▸ **Work to complete**:
Pictures do not belong in the copy; restate the records below word for word.

==== Data shown ====

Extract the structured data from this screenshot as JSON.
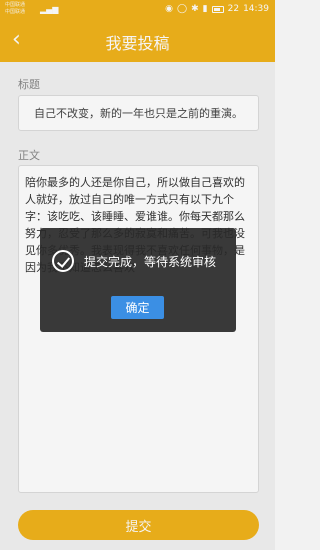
{
  "status_bar": {
    "carrier_line1": "中国联通",
    "carrier_line2": "中国联通",
    "signal": "▂▄▆",
    "icons": [
      "eye-icon",
      "alarm-icon",
      "bluetooth-icon",
      "vibrate-icon",
      "battery-icon"
    ],
    "battery": "22",
    "time": "14:39"
  },
  "header": {
    "back_icon": "‹",
    "title": "我要投稿"
  },
  "form": {
    "title_label": "标题",
    "title_value": "自己不改变，新的一年也只是之前的重演。",
    "content_label": "正文",
    "content_value": "陪你最多的人还是你自己，所以做自己喜欢的人就好，放过自己的唯一方式只有以下九个字：该吃吃、该睡睡、爱谁谁。你每天都那么努力，忍受了那么多的寂寞和痛苦。可我也没见你多优秀。我表现得我不喜欢任何事物，是因为我不知道怎么喜欢"
  },
  "submit_label": "提交",
  "dialog": {
    "message": "提交完成，等待系统审核",
    "ok_label": "确定"
  },
  "colors": {
    "accent": "#f1b31c",
    "dialog_button": "#3b8fe4"
  }
}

====

▸ **Solution to this problem**:
Extract the structured data from this screenshot as JSON.
{
  "status_bar": {
    "carrier_line1": "中国联通",
    "carrier_line2": "中国联通",
    "signal": "▂▄▆",
    "icons": [
      "eye-icon",
      "alarm-icon",
      "bluetooth-icon",
      "vibrate-icon",
      "battery-icon"
    ],
    "battery": "22",
    "time": "14:39"
  },
  "header": {
    "back_icon": "‹",
    "title": "我要投稿"
  },
  "form": {
    "title_label": "标题",
    "title_value": "自己不改变，新的一年也只是之前的重演。",
    "content_label": "正文",
    "content_value": "陪你最多的人还是你自己，所以做自己喜欢的人就好，放过自己的唯一方式只有以下九个字：该吃吃、该睡睡、爱谁谁。你每天都那么努力，忍受了那么多的寂寞和痛苦。可我也没见你多优秀。我表现得我不喜欢任何事物，是因为我不知道怎么喜欢"
  },
  "submit_label": "提交",
  "dialog": {
    "message": "提交完成，等待系统审核",
    "ok_label": "确定"
  },
  "colors": {
    "accent": "#f1b31c",
    "dialog_button": "#3b8fe4"
  }
}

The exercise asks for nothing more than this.